What is expected:
How many of the lines below hold the word "this"? Answer only with the number.

Task material:
┄┄┄┄┄┄

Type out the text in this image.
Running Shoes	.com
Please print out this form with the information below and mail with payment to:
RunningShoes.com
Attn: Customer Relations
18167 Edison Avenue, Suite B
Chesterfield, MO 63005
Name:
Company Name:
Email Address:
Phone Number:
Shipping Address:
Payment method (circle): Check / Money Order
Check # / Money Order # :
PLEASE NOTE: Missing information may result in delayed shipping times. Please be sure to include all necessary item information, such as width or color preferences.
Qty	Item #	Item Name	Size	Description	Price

┄┄┄┄┄┄

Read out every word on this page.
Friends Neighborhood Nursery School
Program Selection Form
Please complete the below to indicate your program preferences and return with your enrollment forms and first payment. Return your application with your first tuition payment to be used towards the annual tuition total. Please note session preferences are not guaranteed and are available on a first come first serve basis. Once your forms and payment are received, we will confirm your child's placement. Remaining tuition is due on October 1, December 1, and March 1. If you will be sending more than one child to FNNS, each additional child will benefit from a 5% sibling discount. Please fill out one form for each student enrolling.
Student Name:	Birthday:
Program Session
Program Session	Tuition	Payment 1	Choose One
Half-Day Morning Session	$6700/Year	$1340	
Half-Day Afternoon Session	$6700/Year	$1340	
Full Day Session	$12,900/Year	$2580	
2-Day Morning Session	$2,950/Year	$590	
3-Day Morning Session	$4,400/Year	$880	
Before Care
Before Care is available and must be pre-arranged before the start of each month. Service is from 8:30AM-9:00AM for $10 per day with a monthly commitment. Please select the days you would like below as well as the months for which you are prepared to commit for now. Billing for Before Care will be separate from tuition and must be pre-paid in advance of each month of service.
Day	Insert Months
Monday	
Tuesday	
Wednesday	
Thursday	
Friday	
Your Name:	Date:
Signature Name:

┄┄┄┄┄┄

Response to the task:
3